## START
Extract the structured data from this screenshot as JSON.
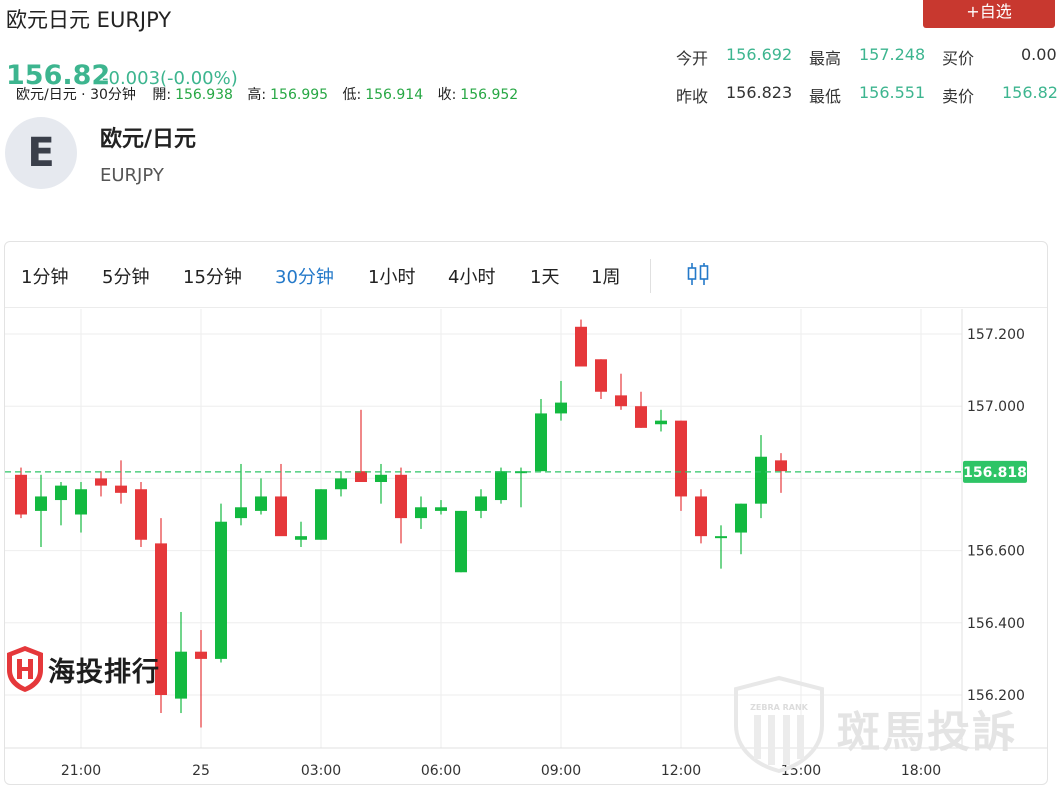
{
  "header": {
    "pair_title": "欧元日元 EURJPY",
    "add_watchlist": "+自选",
    "price": "156.82",
    "change": "-0.003(-0.00%)"
  },
  "quote": {
    "open_label": "今开",
    "open": "156.692",
    "high_label": "最高",
    "high": "157.248",
    "bid_label": "买价",
    "bid": "0.00",
    "prev_close_label": "昨收",
    "prev_close": "156.823",
    "low_label": "最低",
    "low": "156.551",
    "ask_label": "卖价",
    "ask": "156.82"
  },
  "profile": {
    "avatar_letter": "E",
    "name_cn": "欧元/日元",
    "name_en": "EURJPY"
  },
  "tabs": [
    {
      "label": "1分钟",
      "active": false
    },
    {
      "label": "5分钟",
      "active": false
    },
    {
      "label": "15分钟",
      "active": false
    },
    {
      "label": "30分钟",
      "active": true
    },
    {
      "label": "1小时",
      "active": false
    },
    {
      "label": "4小时",
      "active": false
    },
    {
      "label": "1天",
      "active": false
    },
    {
      "label": "1周",
      "active": false
    }
  ],
  "legend": {
    "series": "欧元/日元 · 30分钟",
    "open_label": "開:",
    "open": "156.938",
    "high_label": "高:",
    "high": "156.995",
    "low_label": "低:",
    "low": "156.914",
    "close_label": "收:",
    "close": "156.952"
  },
  "watermarks": {
    "haitou": "海投排行",
    "zebra": "斑馬投訴",
    "zebra_badge": "ZEBRA RANK"
  },
  "colors": {
    "up": "#13b940",
    "down": "#e5383b",
    "accent": "#2479c9",
    "price_line": "#2ec466",
    "brand_red": "#c8382f"
  },
  "chart_data": {
    "type": "candlestick",
    "ylim": [
      156.13,
      157.25
    ],
    "yticks": [
      "157.200",
      "157.000",
      "156.600",
      "156.400",
      "156.200"
    ],
    "xticks": [
      "21:00",
      "25",
      "03:00",
      "06:00",
      "09:00",
      "12:00",
      "15:00",
      "18:00"
    ],
    "last_price": "156.818",
    "candles": [
      {
        "o": 156.81,
        "h": 156.83,
        "l": 156.69,
        "c": 156.7
      },
      {
        "o": 156.71,
        "h": 156.81,
        "l": 156.61,
        "c": 156.75
      },
      {
        "o": 156.74,
        "h": 156.79,
        "l": 156.67,
        "c": 156.78
      },
      {
        "o": 156.7,
        "h": 156.79,
        "l": 156.65,
        "c": 156.77
      },
      {
        "o": 156.8,
        "h": 156.82,
        "l": 156.75,
        "c": 156.78
      },
      {
        "o": 156.78,
        "h": 156.85,
        "l": 156.73,
        "c": 156.76
      },
      {
        "o": 156.77,
        "h": 156.79,
        "l": 156.61,
        "c": 156.63
      },
      {
        "o": 156.62,
        "h": 156.69,
        "l": 156.15,
        "c": 156.2
      },
      {
        "o": 156.19,
        "h": 156.43,
        "l": 156.15,
        "c": 156.32
      },
      {
        "o": 156.32,
        "h": 156.38,
        "l": 156.11,
        "c": 156.3
      },
      {
        "o": 156.3,
        "h": 156.73,
        "l": 156.29,
        "c": 156.68
      },
      {
        "o": 156.69,
        "h": 156.84,
        "l": 156.67,
        "c": 156.72
      },
      {
        "o": 156.71,
        "h": 156.8,
        "l": 156.7,
        "c": 156.75
      },
      {
        "o": 156.75,
        "h": 156.84,
        "l": 156.66,
        "c": 156.64
      },
      {
        "o": 156.63,
        "h": 156.68,
        "l": 156.61,
        "c": 156.64
      },
      {
        "o": 156.63,
        "h": 156.77,
        "l": 156.63,
        "c": 156.77
      },
      {
        "o": 156.77,
        "h": 156.82,
        "l": 156.75,
        "c": 156.8
      },
      {
        "o": 156.82,
        "h": 156.99,
        "l": 156.79,
        "c": 156.79
      },
      {
        "o": 156.79,
        "h": 156.84,
        "l": 156.73,
        "c": 156.81
      },
      {
        "o": 156.81,
        "h": 156.83,
        "l": 156.62,
        "c": 156.69
      },
      {
        "o": 156.69,
        "h": 156.75,
        "l": 156.66,
        "c": 156.72
      },
      {
        "o": 156.71,
        "h": 156.74,
        "l": 156.7,
        "c": 156.72
      },
      {
        "o": 156.54,
        "h": 156.71,
        "l": 156.54,
        "c": 156.71
      },
      {
        "o": 156.71,
        "h": 156.77,
        "l": 156.69,
        "c": 156.75
      },
      {
        "o": 156.74,
        "h": 156.83,
        "l": 156.73,
        "c": 156.82
      },
      {
        "o": 156.82,
        "h": 156.83,
        "l": 156.72,
        "c": 156.82
      },
      {
        "o": 156.82,
        "h": 157.02,
        "l": 156.82,
        "c": 156.98
      },
      {
        "o": 156.98,
        "h": 157.07,
        "l": 156.96,
        "c": 157.01
      },
      {
        "o": 157.22,
        "h": 157.24,
        "l": 157.12,
        "c": 157.11
      },
      {
        "o": 157.13,
        "h": 157.13,
        "l": 157.02,
        "c": 157.04
      },
      {
        "o": 157.03,
        "h": 157.09,
        "l": 156.99,
        "c": 157.0
      },
      {
        "o": 157.0,
        "h": 157.04,
        "l": 156.94,
        "c": 156.94
      },
      {
        "o": 156.95,
        "h": 156.99,
        "l": 156.93,
        "c": 156.96
      },
      {
        "o": 156.96,
        "h": 156.96,
        "l": 156.71,
        "c": 156.75
      },
      {
        "o": 156.75,
        "h": 156.77,
        "l": 156.62,
        "c": 156.64
      },
      {
        "o": 156.64,
        "h": 156.67,
        "l": 156.55,
        "c": 156.64
      },
      {
        "o": 156.65,
        "h": 156.73,
        "l": 156.59,
        "c": 156.73
      },
      {
        "o": 156.73,
        "h": 156.92,
        "l": 156.69,
        "c": 156.86
      },
      {
        "o": 156.85,
        "h": 156.87,
        "l": 156.76,
        "c": 156.82
      }
    ]
  }
}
## END
Write the records out once more, exactly as they appear, with no pictures.

Extract the structured data from this screenshot as JSON.
{
  "header": {
    "pair_title": "欧元日元 EURJPY",
    "add_watchlist": "+自选",
    "price": "156.82",
    "change": "-0.003(-0.00%)"
  },
  "quote": {
    "open_label": "今开",
    "open": "156.692",
    "high_label": "最高",
    "high": "157.248",
    "bid_label": "买价",
    "bid": "0.00",
    "prev_close_label": "昨收",
    "prev_close": "156.823",
    "low_label": "最低",
    "low": "156.551",
    "ask_label": "卖价",
    "ask": "156.82"
  },
  "profile": {
    "avatar_letter": "E",
    "name_cn": "欧元/日元",
    "name_en": "EURJPY"
  },
  "tabs": [
    {
      "label": "1分钟",
      "active": false
    },
    {
      "label": "5分钟",
      "active": false
    },
    {
      "label": "15分钟",
      "active": false
    },
    {
      "label": "30分钟",
      "active": true
    },
    {
      "label": "1小时",
      "active": false
    },
    {
      "label": "4小时",
      "active": false
    },
    {
      "label": "1天",
      "active": false
    },
    {
      "label": "1周",
      "active": false
    }
  ],
  "legend": {
    "series": "欧元/日元 · 30分钟",
    "open_label": "開:",
    "open": "156.938",
    "high_label": "高:",
    "high": "156.995",
    "low_label": "低:",
    "low": "156.914",
    "close_label": "收:",
    "close": "156.952"
  },
  "watermarks": {
    "haitou": "海投排行",
    "zebra": "斑馬投訴",
    "zebra_badge": "ZEBRA RANK"
  },
  "colors": {
    "up": "#13b940",
    "down": "#e5383b",
    "accent": "#2479c9",
    "price_line": "#2ec466",
    "brand_red": "#c8382f"
  },
  "chart_data": {
    "type": "candlestick",
    "ylim": [
      156.13,
      157.25
    ],
    "yticks": [
      "157.200",
      "157.000",
      "156.600",
      "156.400",
      "156.200"
    ],
    "xticks": [
      "21:00",
      "25",
      "03:00",
      "06:00",
      "09:00",
      "12:00",
      "15:00",
      "18:00"
    ],
    "last_price": "156.818",
    "candles": [
      {
        "o": 156.81,
        "h": 156.83,
        "l": 156.69,
        "c": 156.7
      },
      {
        "o": 156.71,
        "h": 156.81,
        "l": 156.61,
        "c": 156.75
      },
      {
        "o": 156.74,
        "h": 156.79,
        "l": 156.67,
        "c": 156.78
      },
      {
        "o": 156.7,
        "h": 156.79,
        "l": 156.65,
        "c": 156.77
      },
      {
        "o": 156.8,
        "h": 156.82,
        "l": 156.75,
        "c": 156.78
      },
      {
        "o": 156.78,
        "h": 156.85,
        "l": 156.73,
        "c": 156.76
      },
      {
        "o": 156.77,
        "h": 156.79,
        "l": 156.61,
        "c": 156.63
      },
      {
        "o": 156.62,
        "h": 156.69,
        "l": 156.15,
        "c": 156.2
      },
      {
        "o": 156.19,
        "h": 156.43,
        "l": 156.15,
        "c": 156.32
      },
      {
        "o": 156.32,
        "h": 156.38,
        "l": 156.11,
        "c": 156.3
      },
      {
        "o": 156.3,
        "h": 156.73,
        "l": 156.29,
        "c": 156.68
      },
      {
        "o": 156.69,
        "h": 156.84,
        "l": 156.67,
        "c": 156.72
      },
      {
        "o": 156.71,
        "h": 156.8,
        "l": 156.7,
        "c": 156.75
      },
      {
        "o": 156.75,
        "h": 156.84,
        "l": 156.66,
        "c": 156.64
      },
      {
        "o": 156.63,
        "h": 156.68,
        "l": 156.61,
        "c": 156.64
      },
      {
        "o": 156.63,
        "h": 156.77,
        "l": 156.63,
        "c": 156.77
      },
      {
        "o": 156.77,
        "h": 156.82,
        "l": 156.75,
        "c": 156.8
      },
      {
        "o": 156.82,
        "h": 156.99,
        "l": 156.79,
        "c": 156.79
      },
      {
        "o": 156.79,
        "h": 156.84,
        "l": 156.73,
        "c": 156.81
      },
      {
        "o": 156.81,
        "h": 156.83,
        "l": 156.62,
        "c": 156.69
      },
      {
        "o": 156.69,
        "h": 156.75,
        "l": 156.66,
        "c": 156.72
      },
      {
        "o": 156.71,
        "h": 156.74,
        "l": 156.7,
        "c": 156.72
      },
      {
        "o": 156.54,
        "h": 156.71,
        "l": 156.54,
        "c": 156.71
      },
      {
        "o": 156.71,
        "h": 156.77,
        "l": 156.69,
        "c": 156.75
      },
      {
        "o": 156.74,
        "h": 156.83,
        "l": 156.73,
        "c": 156.82
      },
      {
        "o": 156.82,
        "h": 156.83,
        "l": 156.72,
        "c": 156.82
      },
      {
        "o": 156.82,
        "h": 157.02,
        "l": 156.82,
        "c": 156.98
      },
      {
        "o": 156.98,
        "h": 157.07,
        "l": 156.96,
        "c": 157.01
      },
      {
        "o": 157.22,
        "h": 157.24,
        "l": 157.12,
        "c": 157.11
      },
      {
        "o": 157.13,
        "h": 157.13,
        "l": 157.02,
        "c": 157.04
      },
      {
        "o": 157.03,
        "h": 157.09,
        "l": 156.99,
        "c": 157.0
      },
      {
        "o": 157.0,
        "h": 157.04,
        "l": 156.94,
        "c": 156.94
      },
      {
        "o": 156.95,
        "h": 156.99,
        "l": 156.93,
        "c": 156.96
      },
      {
        "o": 156.96,
        "h": 156.96,
        "l": 156.71,
        "c": 156.75
      },
      {
        "o": 156.75,
        "h": 156.77,
        "l": 156.62,
        "c": 156.64
      },
      {
        "o": 156.64,
        "h": 156.67,
        "l": 156.55,
        "c": 156.64
      },
      {
        "o": 156.65,
        "h": 156.73,
        "l": 156.59,
        "c": 156.73
      },
      {
        "o": 156.73,
        "h": 156.92,
        "l": 156.69,
        "c": 156.86
      },
      {
        "o": 156.85,
        "h": 156.87,
        "l": 156.76,
        "c": 156.82
      }
    ]
  }
}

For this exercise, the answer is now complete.